Retype the material that follows, keeping every word as it is.

[Recorded data]
++++

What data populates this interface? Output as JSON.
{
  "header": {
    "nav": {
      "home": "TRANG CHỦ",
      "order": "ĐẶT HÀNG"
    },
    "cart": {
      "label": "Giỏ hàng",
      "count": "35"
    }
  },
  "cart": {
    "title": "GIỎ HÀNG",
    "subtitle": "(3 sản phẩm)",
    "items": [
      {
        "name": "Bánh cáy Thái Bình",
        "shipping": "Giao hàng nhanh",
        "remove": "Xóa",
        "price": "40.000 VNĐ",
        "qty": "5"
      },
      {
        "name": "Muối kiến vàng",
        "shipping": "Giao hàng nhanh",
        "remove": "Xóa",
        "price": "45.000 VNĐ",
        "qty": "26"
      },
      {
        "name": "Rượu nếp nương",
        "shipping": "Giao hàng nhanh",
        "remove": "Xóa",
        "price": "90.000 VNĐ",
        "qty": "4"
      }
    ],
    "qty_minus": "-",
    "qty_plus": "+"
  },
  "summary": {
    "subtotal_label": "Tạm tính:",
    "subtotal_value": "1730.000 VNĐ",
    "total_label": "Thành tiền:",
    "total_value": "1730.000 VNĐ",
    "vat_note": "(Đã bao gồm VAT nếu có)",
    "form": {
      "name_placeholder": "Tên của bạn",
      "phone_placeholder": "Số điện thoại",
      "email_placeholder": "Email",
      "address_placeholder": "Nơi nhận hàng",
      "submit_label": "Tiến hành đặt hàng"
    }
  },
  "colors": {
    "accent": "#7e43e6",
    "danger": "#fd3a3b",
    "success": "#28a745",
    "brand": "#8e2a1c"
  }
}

++++

#### Solution for this task:
What data populates this interface? Output as JSON.
{
  "header": {
    "nav": {
      "home": "TRANG CHỦ",
      "order": "ĐẶT HÀNG"
    },
    "cart": {
      "label": "Giỏ hàng",
      "count": "35"
    }
  },
  "cart": {
    "title": "GIỎ HÀNG",
    "subtitle": "(3 sản phẩm)",
    "items": [
      {
        "name": "Bánh cáy Thái Bình",
        "shipping": "Giao hàng nhanh",
        "remove": "Xóa",
        "price": "40.000 VNĐ",
        "qty": "5"
      },
      {
        "name": "Muối kiến vàng",
        "shipping": "Giao hàng nhanh",
        "remove": "Xóa",
        "price": "45.000 VNĐ",
        "qty": "26"
      },
      {
        "name": "Rượu nếp nương",
        "shipping": "Giao hàng nhanh",
        "remove": "Xóa",
        "price": "90.000 VNĐ",
        "qty": "4"
      }
    ],
    "qty_minus": "-",
    "qty_plus": "+"
  },
  "summary": {
    "subtotal_label": "Tạm tính:",
    "subtotal_value": "1730.000 VNĐ",
    "total_label": "Thành tiền:",
    "total_value": "1730.000 VNĐ",
    "vat_note": "(Đã bao gồm VAT nếu có)",
    "form": {
      "name_placeholder": "Tên của bạn",
      "phone_placeholder": "Số điện thoại",
      "email_placeholder": "Email",
      "address_placeholder": "Nơi nhận hàng",
      "submit_label": "Tiến hành đặt hàng"
    }
  },
  "colors": {
    "accent": "#7e43e6",
    "danger": "#fd3a3b",
    "success": "#28a745",
    "brand": "#8e2a1c"
  }
}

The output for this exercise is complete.